#### Your goal
List every line in this data where the string "dode" occurs.

====== Record list

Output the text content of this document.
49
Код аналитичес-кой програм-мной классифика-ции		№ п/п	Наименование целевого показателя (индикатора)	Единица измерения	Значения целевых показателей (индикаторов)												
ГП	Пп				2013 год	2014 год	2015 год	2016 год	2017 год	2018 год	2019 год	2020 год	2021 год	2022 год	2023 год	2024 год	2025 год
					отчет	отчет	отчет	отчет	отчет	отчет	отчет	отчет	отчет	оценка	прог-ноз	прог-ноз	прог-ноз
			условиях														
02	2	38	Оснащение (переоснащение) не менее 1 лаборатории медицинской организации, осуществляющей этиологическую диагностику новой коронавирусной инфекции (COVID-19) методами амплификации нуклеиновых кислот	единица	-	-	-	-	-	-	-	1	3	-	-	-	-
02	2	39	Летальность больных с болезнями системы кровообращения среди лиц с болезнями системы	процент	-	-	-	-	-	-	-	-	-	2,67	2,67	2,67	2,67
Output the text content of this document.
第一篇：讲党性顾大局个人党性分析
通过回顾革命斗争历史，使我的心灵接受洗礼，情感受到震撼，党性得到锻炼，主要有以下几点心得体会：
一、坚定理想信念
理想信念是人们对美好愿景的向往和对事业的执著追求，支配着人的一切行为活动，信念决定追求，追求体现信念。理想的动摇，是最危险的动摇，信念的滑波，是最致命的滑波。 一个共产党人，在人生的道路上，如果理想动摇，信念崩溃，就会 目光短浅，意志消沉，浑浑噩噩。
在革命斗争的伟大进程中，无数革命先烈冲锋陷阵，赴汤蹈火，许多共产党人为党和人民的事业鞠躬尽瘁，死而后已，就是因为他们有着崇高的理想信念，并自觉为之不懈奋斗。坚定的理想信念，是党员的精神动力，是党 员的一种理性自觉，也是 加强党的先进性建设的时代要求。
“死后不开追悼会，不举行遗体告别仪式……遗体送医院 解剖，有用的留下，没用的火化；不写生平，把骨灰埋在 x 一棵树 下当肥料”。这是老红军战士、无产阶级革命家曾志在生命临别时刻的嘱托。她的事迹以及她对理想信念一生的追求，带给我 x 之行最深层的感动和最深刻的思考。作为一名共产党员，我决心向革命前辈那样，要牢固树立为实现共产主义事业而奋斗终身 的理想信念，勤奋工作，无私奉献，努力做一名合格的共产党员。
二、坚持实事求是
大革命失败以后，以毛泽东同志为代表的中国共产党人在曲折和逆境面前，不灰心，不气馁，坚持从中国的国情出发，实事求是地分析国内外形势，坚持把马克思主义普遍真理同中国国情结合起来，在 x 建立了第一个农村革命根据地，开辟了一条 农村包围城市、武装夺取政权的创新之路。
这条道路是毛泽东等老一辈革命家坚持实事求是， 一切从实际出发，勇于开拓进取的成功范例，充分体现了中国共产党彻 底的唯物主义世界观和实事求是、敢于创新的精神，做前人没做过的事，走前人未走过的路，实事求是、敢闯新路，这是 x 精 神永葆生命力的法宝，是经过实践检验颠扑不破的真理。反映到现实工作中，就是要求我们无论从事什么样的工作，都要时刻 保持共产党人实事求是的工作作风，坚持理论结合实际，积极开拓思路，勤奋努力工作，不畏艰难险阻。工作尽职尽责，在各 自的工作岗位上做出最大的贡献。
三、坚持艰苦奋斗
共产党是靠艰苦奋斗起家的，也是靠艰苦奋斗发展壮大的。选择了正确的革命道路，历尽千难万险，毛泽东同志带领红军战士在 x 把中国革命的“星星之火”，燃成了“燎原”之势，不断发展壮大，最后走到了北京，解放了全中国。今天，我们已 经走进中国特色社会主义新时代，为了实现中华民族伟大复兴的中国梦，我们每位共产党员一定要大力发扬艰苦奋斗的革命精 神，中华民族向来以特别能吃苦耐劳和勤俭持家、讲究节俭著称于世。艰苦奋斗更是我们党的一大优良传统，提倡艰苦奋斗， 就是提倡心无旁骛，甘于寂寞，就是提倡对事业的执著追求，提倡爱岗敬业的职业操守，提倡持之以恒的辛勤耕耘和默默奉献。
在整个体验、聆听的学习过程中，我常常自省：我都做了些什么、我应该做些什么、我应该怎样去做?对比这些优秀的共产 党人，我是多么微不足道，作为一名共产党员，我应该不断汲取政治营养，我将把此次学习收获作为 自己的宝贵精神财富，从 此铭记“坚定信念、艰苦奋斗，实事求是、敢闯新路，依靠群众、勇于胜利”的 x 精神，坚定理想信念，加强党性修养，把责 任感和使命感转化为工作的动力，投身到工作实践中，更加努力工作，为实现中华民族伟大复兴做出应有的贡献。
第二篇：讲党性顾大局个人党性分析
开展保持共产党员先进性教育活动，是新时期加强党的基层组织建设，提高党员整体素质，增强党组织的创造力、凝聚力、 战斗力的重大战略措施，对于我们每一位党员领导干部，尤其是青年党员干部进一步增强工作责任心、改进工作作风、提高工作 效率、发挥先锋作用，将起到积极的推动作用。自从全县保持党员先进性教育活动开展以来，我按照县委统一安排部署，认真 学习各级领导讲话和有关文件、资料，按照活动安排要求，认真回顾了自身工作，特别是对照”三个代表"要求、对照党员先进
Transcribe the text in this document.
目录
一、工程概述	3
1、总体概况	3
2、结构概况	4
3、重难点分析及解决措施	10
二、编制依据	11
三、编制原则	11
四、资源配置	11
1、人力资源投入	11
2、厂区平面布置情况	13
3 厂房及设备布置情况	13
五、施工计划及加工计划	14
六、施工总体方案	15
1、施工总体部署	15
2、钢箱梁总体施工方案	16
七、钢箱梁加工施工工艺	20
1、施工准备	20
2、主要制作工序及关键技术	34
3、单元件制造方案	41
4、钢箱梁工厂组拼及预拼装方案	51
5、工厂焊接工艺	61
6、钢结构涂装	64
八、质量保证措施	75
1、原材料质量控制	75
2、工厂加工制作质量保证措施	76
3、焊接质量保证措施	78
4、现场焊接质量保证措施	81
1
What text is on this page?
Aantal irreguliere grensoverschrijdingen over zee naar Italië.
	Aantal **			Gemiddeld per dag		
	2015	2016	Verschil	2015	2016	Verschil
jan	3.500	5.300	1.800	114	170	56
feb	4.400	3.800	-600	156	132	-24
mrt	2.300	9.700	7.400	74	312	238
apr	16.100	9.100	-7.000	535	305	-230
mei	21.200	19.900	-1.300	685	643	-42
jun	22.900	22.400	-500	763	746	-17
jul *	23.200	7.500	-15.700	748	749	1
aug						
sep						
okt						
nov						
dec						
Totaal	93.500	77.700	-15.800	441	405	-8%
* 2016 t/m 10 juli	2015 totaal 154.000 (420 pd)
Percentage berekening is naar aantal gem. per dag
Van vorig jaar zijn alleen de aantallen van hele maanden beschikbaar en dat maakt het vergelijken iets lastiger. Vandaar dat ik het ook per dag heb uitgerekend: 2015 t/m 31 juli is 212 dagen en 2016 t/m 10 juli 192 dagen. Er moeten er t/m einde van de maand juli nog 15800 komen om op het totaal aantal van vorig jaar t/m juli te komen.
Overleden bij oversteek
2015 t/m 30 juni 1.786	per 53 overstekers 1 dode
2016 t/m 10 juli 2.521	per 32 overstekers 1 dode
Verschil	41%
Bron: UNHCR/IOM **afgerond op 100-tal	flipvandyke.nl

============

#### Reply to the task
2015 t/m 30 juni 1.786	per 53 overstekers 1 dode
2016 t/m 10 juli 2.521	per 32 overstekers 1 dode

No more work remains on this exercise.